INSTRUCTIONS TO FOLLOW
Reproduce every line of the listing as written, apart from the pictures.

RECORDS FOR THIS TASK
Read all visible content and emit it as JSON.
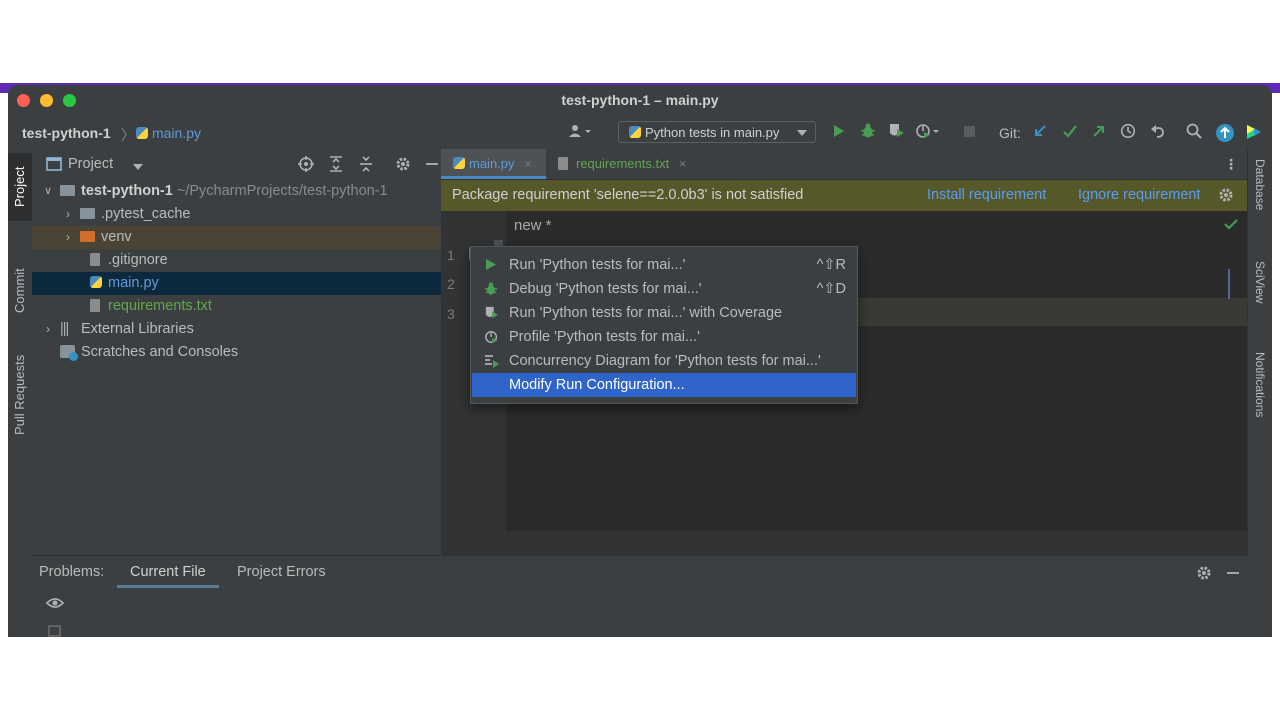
{
  "window": {
    "title": "test-python-1 – main.py"
  },
  "navbar": {
    "project": "test-python-1",
    "separator": "〉",
    "file": "main.py",
    "run_config": "Python tests in main.py",
    "git_label": "Git:"
  },
  "left_tabs": {
    "project": "Project",
    "commit": "Commit",
    "pull_requests": "Pull Requests"
  },
  "right_tabs": {
    "database": "Database",
    "sciview": "SciView",
    "notifications": "Notifications"
  },
  "project_panel": {
    "title": "Project",
    "tree": [
      {
        "label": "test-python-1",
        "path": "~/PycharmProjects/test-python-1"
      },
      {
        "label": ".pytest_cache"
      },
      {
        "label": "venv"
      },
      {
        "label": ".gitignore"
      },
      {
        "label": "main.py"
      },
      {
        "label": "requirements.txt"
      },
      {
        "label": "External Libraries"
      },
      {
        "label": "Scratches and Consoles"
      }
    ]
  },
  "editor": {
    "tabs": [
      {
        "label": "main.py"
      },
      {
        "label": "requirements.txt"
      }
    ],
    "close_glyph": "×",
    "banner": {
      "message": "Package requirement 'selene==2.0.0b3' is not satisfied",
      "install": "Install requirement",
      "ignore": "Ignore requirement"
    },
    "inlay_hint": "new *",
    "line_numbers": [
      "1",
      "2",
      "3"
    ]
  },
  "popup": {
    "items": [
      {
        "label": "Run 'Python tests for mai...'",
        "shortcut": "^⇧R",
        "icon": "run-icon"
      },
      {
        "label": "Debug 'Python tests for mai...'",
        "shortcut": "^⇧D",
        "icon": "debug-icon"
      },
      {
        "label": "Run 'Python tests for mai...' with Coverage",
        "shortcut": "",
        "icon": "coverage-icon"
      },
      {
        "label": "Profile 'Python tests for mai...'",
        "shortcut": "",
        "icon": "profile-icon"
      },
      {
        "label": "Concurrency Diagram for 'Python tests for mai...'",
        "shortcut": "",
        "icon": "concurrency-icon"
      },
      {
        "label": "Modify Run Configuration...",
        "shortcut": "",
        "icon": ""
      }
    ]
  },
  "bottom_panel": {
    "problems_label": "Problems:",
    "tabs": [
      {
        "label": "Current File"
      },
      {
        "label": "Project Errors"
      }
    ]
  },
  "colors": {
    "accent_blue": "#2f65ca",
    "run_green": "#499c54",
    "link_blue": "#589df6",
    "warning_banner": "#57582a"
  }
}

COMPLETE OUTPUT
Read all visible content and emit it as JSON.
{
  "window": {
    "title": "test-python-1 – main.py"
  },
  "navbar": {
    "project": "test-python-1",
    "separator": "〉",
    "file": "main.py",
    "run_config": "Python tests in main.py",
    "git_label": "Git:"
  },
  "left_tabs": {
    "project": "Project",
    "commit": "Commit",
    "pull_requests": "Pull Requests"
  },
  "right_tabs": {
    "database": "Database",
    "sciview": "SciView",
    "notifications": "Notifications"
  },
  "project_panel": {
    "title": "Project",
    "tree": [
      {
        "label": "test-python-1",
        "path": "~/PycharmProjects/test-python-1"
      },
      {
        "label": ".pytest_cache"
      },
      {
        "label": "venv"
      },
      {
        "label": ".gitignore"
      },
      {
        "label": "main.py"
      },
      {
        "label": "requirements.txt"
      },
      {
        "label": "External Libraries"
      },
      {
        "label": "Scratches and Consoles"
      }
    ]
  },
  "editor": {
    "tabs": [
      {
        "label": "main.py"
      },
      {
        "label": "requirements.txt"
      }
    ],
    "close_glyph": "×",
    "banner": {
      "message": "Package requirement 'selene==2.0.0b3' is not satisfied",
      "install": "Install requirement",
      "ignore": "Ignore requirement"
    },
    "inlay_hint": "new *",
    "line_numbers": [
      "1",
      "2",
      "3"
    ]
  },
  "popup": {
    "items": [
      {
        "label": "Run 'Python tests for mai...'",
        "shortcut": "^⇧R",
        "icon": "run-icon"
      },
      {
        "label": "Debug 'Python tests for mai...'",
        "shortcut": "^⇧D",
        "icon": "debug-icon"
      },
      {
        "label": "Run 'Python tests for mai...' with Coverage",
        "shortcut": "",
        "icon": "coverage-icon"
      },
      {
        "label": "Profile 'Python tests for mai...'",
        "shortcut": "",
        "icon": "profile-icon"
      },
      {
        "label": "Concurrency Diagram for 'Python tests for mai...'",
        "shortcut": "",
        "icon": "concurrency-icon"
      },
      {
        "label": "Modify Run Configuration...",
        "shortcut": "",
        "icon": ""
      }
    ]
  },
  "bottom_panel": {
    "problems_label": "Problems:",
    "tabs": [
      {
        "label": "Current File"
      },
      {
        "label": "Project Errors"
      }
    ]
  },
  "colors": {
    "accent_blue": "#2f65ca",
    "run_green": "#499c54",
    "link_blue": "#589df6",
    "warning_banner": "#57582a"
  }
}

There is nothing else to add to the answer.